The problem: Can you quote the records below in full, word for word?

Stored items
==============================
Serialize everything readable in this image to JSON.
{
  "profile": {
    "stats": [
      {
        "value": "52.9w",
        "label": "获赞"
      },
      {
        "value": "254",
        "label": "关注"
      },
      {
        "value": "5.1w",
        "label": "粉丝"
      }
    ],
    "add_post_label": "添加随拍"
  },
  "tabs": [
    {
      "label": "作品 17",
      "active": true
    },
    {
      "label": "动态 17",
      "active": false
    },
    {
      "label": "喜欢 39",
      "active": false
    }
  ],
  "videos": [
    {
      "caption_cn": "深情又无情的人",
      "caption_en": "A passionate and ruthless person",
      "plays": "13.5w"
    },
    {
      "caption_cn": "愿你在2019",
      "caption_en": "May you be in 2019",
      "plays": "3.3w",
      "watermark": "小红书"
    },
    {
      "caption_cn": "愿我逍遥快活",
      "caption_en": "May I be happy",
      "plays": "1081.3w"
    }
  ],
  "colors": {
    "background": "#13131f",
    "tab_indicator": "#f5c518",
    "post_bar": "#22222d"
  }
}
==============================
Response to the exercise:
Serialize everything readable in this image to JSON.
{
  "profile": {
    "stats": [
      {
        "value": "52.9w",
        "label": "获赞"
      },
      {
        "value": "254",
        "label": "关注"
      },
      {
        "value": "5.1w",
        "label": "粉丝"
      }
    ],
    "add_post_label": "添加随拍"
  },
  "tabs": [
    {
      "label": "作品 17",
      "active": true
    },
    {
      "label": "动态 17",
      "active": false
    },
    {
      "label": "喜欢 39",
      "active": false
    }
  ],
  "videos": [
    {
      "caption_cn": "深情又无情的人",
      "caption_en": "A passionate and ruthless person",
      "plays": "13.5w"
    },
    {
      "caption_cn": "愿你在2019",
      "caption_en": "May you be in 2019",
      "plays": "3.3w",
      "watermark": "小红书"
    },
    {
      "caption_cn": "愿我逍遥快活",
      "caption_en": "May I be happy",
      "plays": "1081.3w"
    }
  ],
  "colors": {
    "background": "#13131f",
    "tab_indicator": "#f5c518",
    "post_bar": "#22222d"
  }
}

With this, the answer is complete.